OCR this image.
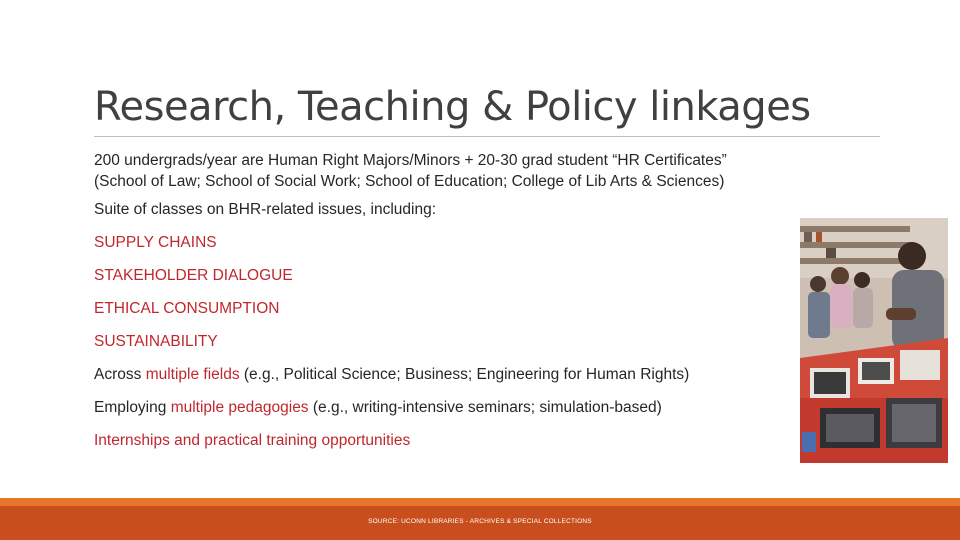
Research, Teaching & Policy linkages
200 undergrads/year are Human Right Majors/Minors + 20-30 grad student “HR Certificates”
(School of Law; School of Social Work; School of Education; College of Lib Arts & Sciences)
Suite of classes on BHR-related issues, including:
SUPPLY CHAINS
STAKEHOLDER DIALOGUE
ETHICAL CONSUMPTION
SUSTAINABILITY
Across multiple fields (e.g., Political Science; Business; Engineering for Human Rights)
Employing multiple pedagogies (e.g., writing-intensive seminars; simulation-based)
Internships and practical training opportunities
SOURCE: UCONN LIBRARIES - ARCHIVES & SPECIAL COLLECTIONS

## [REQUIREMENT]
Each record above should be copied character for character, with pictures dropped.

## [SOLUTION FOR THIS PROBLEM]
OCR this image.
Research, Teaching & Policy linkages
200 undergrads/year are Human Right Majors/Minors + 20-30 grad student “HR Certificates”
(School of Law; School of Social Work; School of Education; College of Lib Arts & Sciences)
Suite of classes on BHR-related issues, including:
SUPPLY CHAINS
STAKEHOLDER DIALOGUE
ETHICAL CONSUMPTION
SUSTAINABILITY
Across multiple fields (e.g., Political Science; Business; Engineering for Human Rights)
Employing multiple pedagogies (e.g., writing-intensive seminars; simulation-based)
Internships and practical training opportunities
SOURCE: UCONN LIBRARIES - ARCHIVES & SPECIAL COLLECTIONS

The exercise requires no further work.